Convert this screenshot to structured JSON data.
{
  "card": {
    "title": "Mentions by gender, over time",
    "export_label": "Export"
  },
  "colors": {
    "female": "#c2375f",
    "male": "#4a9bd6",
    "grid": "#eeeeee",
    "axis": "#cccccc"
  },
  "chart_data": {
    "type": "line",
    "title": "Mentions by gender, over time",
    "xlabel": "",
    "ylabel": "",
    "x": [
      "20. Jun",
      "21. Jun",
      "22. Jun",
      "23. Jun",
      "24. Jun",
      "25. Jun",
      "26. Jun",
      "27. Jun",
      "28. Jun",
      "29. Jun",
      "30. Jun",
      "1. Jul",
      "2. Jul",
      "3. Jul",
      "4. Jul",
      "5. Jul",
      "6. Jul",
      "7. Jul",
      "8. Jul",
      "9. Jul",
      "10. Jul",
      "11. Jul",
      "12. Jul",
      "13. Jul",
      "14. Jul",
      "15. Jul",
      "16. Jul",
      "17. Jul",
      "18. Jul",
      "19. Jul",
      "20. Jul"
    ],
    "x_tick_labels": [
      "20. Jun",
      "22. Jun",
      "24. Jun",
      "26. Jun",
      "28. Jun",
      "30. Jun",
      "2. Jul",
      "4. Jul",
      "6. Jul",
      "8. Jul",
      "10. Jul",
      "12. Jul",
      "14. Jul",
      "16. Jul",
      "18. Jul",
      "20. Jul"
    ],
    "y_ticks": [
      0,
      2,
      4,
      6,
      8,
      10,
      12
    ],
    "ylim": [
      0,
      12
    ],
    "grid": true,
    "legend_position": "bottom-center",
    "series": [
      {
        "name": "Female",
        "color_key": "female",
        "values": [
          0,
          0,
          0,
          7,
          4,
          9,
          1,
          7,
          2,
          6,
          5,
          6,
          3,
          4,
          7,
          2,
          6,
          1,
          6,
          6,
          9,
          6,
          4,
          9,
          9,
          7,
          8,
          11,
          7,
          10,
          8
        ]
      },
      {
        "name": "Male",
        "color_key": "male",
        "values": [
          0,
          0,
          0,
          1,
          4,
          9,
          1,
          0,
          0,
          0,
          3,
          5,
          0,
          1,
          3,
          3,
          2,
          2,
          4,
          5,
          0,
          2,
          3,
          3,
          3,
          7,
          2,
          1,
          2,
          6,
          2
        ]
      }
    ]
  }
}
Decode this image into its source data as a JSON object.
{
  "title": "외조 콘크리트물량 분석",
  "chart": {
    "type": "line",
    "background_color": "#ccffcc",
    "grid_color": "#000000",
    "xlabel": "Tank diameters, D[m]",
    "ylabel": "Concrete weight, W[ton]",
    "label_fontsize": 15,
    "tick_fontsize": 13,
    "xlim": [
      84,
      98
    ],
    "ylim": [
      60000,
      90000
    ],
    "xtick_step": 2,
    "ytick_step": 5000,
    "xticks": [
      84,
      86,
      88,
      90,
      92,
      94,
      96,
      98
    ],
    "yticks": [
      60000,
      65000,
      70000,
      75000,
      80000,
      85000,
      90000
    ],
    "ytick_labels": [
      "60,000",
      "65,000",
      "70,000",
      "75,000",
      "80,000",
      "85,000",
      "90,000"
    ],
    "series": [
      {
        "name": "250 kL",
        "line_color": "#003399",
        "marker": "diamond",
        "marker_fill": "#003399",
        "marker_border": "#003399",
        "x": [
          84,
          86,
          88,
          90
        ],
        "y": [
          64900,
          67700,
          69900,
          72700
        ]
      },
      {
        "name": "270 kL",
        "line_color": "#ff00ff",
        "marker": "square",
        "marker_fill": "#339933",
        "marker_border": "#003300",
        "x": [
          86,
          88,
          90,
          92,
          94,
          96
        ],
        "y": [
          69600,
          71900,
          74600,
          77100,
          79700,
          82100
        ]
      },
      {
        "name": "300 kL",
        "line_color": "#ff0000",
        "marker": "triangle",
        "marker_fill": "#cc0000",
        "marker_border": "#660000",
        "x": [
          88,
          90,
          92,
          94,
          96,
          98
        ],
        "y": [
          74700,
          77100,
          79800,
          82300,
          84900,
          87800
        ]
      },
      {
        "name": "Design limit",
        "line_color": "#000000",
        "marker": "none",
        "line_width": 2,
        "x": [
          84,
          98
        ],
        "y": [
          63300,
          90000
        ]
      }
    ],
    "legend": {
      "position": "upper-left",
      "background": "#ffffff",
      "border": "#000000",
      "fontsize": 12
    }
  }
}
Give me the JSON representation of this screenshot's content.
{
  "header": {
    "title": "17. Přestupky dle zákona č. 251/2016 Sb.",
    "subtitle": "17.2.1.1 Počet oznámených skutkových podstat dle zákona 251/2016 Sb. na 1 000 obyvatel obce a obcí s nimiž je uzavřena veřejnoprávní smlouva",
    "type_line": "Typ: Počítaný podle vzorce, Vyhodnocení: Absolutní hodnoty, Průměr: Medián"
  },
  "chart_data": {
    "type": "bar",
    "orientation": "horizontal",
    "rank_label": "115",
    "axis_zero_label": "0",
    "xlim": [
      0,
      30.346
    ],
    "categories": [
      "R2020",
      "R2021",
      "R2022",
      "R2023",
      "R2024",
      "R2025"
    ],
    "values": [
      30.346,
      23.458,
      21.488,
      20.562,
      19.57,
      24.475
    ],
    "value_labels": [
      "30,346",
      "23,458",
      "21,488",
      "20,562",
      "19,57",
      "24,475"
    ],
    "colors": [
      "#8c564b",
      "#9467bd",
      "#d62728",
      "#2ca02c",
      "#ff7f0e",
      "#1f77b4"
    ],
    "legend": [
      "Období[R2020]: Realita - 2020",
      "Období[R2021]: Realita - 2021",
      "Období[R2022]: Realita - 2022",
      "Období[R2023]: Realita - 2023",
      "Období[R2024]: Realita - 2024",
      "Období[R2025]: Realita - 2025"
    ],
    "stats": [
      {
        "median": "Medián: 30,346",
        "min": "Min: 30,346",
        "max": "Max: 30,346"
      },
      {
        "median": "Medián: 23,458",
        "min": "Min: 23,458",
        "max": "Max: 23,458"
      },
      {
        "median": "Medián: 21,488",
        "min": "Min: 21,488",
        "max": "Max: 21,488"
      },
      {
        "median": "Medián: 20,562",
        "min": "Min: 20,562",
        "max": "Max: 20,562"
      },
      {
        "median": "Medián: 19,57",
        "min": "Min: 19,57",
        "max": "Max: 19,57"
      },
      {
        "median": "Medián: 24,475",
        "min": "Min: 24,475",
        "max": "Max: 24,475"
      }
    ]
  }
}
# # # #
### Written problem
Transcribe every entry word for word.

### Worked solution
Convert this screenshot to structured JSON data.
{
  "card": {
    "title": "Mentions by gender, over time",
    "export_label": "Export"
  },
  "colors": {
    "female": "#c2375f",
    "male": "#4a9bd6",
    "grid": "#eeeeee",
    "axis": "#cccccc"
  },
  "chart_data": {
    "type": "line",
    "title": "Mentions by gender, over time",
    "xlabel": "",
    "ylabel": "",
    "x": [
      "20. Jun",
      "21. Jun",
      "22. Jun",
      "23. Jun",
      "24. Jun",
      "25. Jun",
      "26. Jun",
      "27. Jun",
      "28. Jun",
      "29. Jun",
      "30. Jun",
      "1. Jul",
      "2. Jul",
      "3. Jul",
      "4. Jul",
      "5. Jul",
      "6. Jul",
      "7. Jul",
      "8. Jul",
      "9. Jul",
      "10. Jul",
      "11. Jul",
      "12. Jul",
      "13. Jul",
      "14. Jul",
      "15. Jul",
      "16. Jul",
      "17. Jul",
      "18. Jul",
      "19. Jul",
      "20. Jul"
    ],
    "x_tick_labels": [
      "20. Jun",
      "22. Jun",
      "24. Jun",
      "26. Jun",
      "28. Jun",
      "30. Jun",
      "2. Jul",
      "4. Jul",
      "6. Jul",
      "8. Jul",
      "10. Jul",
      "12. Jul",
      "14. Jul",
      "16. Jul",
      "18. Jul",
      "20. Jul"
    ],
    "y_ticks": [
      0,
      2,
      4,
      6,
      8,
      10,
      12
    ],
    "ylim": [
      0,
      12
    ],
    "grid": true,
    "legend_position": "bottom-center",
    "series": [
      {
        "name": "Female",
        "color_key": "female",
        "values": [
          0,
          0,
          0,
          7,
          4,
          9,
          1,
          7,
          2,
          6,
          5,
          6,
          3,
          4,
          7,
          2,
          6,
          1,
          6,
          6,
          9,
          6,
          4,
          9,
          9,
          7,
          8,
          11,
          7,
          10,
          8
        ]
      },
      {
        "name": "Male",
        "color_key": "male",
        "values": [
          0,
          0,
          0,
          1,
          4,
          9,
          1,
          0,
          0,
          0,
          3,
          5,
          0,
          1,
          3,
          3,
          2,
          2,
          4,
          5,
          0,
          2,
          3,
          3,
          3,
          7,
          2,
          1,
          2,
          6,
          2
        ]
      }
    ]
  }
}
Decode this image into its source data as a JSON object.
{
  "title": "외조 콘크리트물량 분석",
  "chart": {
    "type": "line",
    "background_color": "#ccffcc",
    "grid_color": "#000000",
    "xlabel": "Tank diameters, D[m]",
    "ylabel": "Concrete weight, W[ton]",
    "label_fontsize": 15,
    "tick_fontsize": 13,
    "xlim": [
      84,
      98
    ],
    "ylim": [
      60000,
      90000
    ],
    "xtick_step": 2,
    "ytick_step": 5000,
    "xticks": [
      84,
      86,
      88,
      90,
      92,
      94,
      96,
      98
    ],
    "yticks": [
      60000,
      65000,
      70000,
      75000,
      80000,
      85000,
      90000
    ],
    "ytick_labels": [
      "60,000",
      "65,000",
      "70,000",
      "75,000",
      "80,000",
      "85,000",
      "90,000"
    ],
    "series": [
      {
        "name": "250 kL",
        "line_color": "#003399",
        "marker": "diamond",
        "marker_fill": "#003399",
        "marker_border": "#003399",
        "x": [
          84,
          86,
          88,
          90
        ],
        "y": [
          64900,
          67700,
          69900,
          72700
        ]
      },
      {
        "name": "270 kL",
        "line_color": "#ff00ff",
        "marker": "square",
        "marker_fill": "#339933",
        "marker_border": "#003300",
        "x": [
          86,
          88,
          90,
          92,
          94,
          96
        ],
        "y": [
          69600,
          71900,
          74600,
          77100,
          79700,
          82100
        ]
      },
      {
        "name": "300 kL",
        "line_color": "#ff0000",
        "marker": "triangle",
        "marker_fill": "#cc0000",
        "marker_border": "#660000",
        "x": [
          88,
          90,
          92,
          94,
          96,
          98
        ],
        "y": [
          74700,
          77100,
          79800,
          82300,
          84900,
          87800
        ]
      },
      {
        "name": "Design limit",
        "line_color": "#000000",
        "marker": "none",
        "line_width": 2,
        "x": [
          84,
          98
        ],
        "y": [
          63300,
          90000
        ]
      }
    ],
    "legend": {
      "position": "upper-left",
      "background": "#ffffff",
      "border": "#000000",
      "fontsize": 12
    }
  }
}
Give me the JSON representation of this screenshot's content.
{
  "header": {
    "title": "17. Přestupky dle zákona č. 251/2016 Sb.",
    "subtitle": "17.2.1.1 Počet oznámených skutkových podstat dle zákona 251/2016 Sb. na 1 000 obyvatel obce a obcí s nimiž je uzavřena veřejnoprávní smlouva",
    "type_line": "Typ: Počítaný podle vzorce, Vyhodnocení: Absolutní hodnoty, Průměr: Medián"
  },
  "chart_data": {
    "type": "bar",
    "orientation": "horizontal",
    "rank_label": "115",
    "axis_zero_label": "0",
    "xlim": [
      0,
      30.346
    ],
    "categories": [
      "R2020",
      "R2021",
      "R2022",
      "R2023",
      "R2024",
      "R2025"
    ],
    "values": [
      30.346,
      23.458,
      21.488,
      20.562,
      19.57,
      24.475
    ],
    "value_labels": [
      "30,346",
      "23,458",
      "21,488",
      "20,562",
      "19,57",
      "24,475"
    ],
    "colors": [
      "#8c564b",
      "#9467bd",
      "#d62728",
      "#2ca02c",
      "#ff7f0e",
      "#1f77b4"
    ],
    "legend": [
      "Období[R2020]: Realita - 2020",
      "Období[R2021]: Realita - 2021",
      "Období[R2022]: Realita - 2022",
      "Období[R2023]: Realita - 2023",
      "Období[R2024]: Realita - 2024",
      "Období[R2025]: Realita - 2025"
    ],
    "stats": [
      {
        "median": "Medián: 30,346",
        "min": "Min: 30,346",
        "max": "Max: 30,346"
      },
      {
        "median": "Medián: 23,458",
        "min": "Min: 23,458",
        "max": "Max: 23,458"
      },
      {
        "median": "Medián: 21,488",
        "min": "Min: 21,488",
        "max": "Max: 21,488"
      },
      {
        "median": "Medián: 20,562",
        "min": "Min: 20,562",
        "max": "Max: 20,562"
      },
      {
        "median": "Medián: 19,57",
        "min": "Min: 19,57",
        "max": "Max: 19,57"
      },
      {
        "median": "Medián: 24,475",
        "min": "Min: 24,475",
        "max": "Max: 24,475"
      }
    ]
  }
}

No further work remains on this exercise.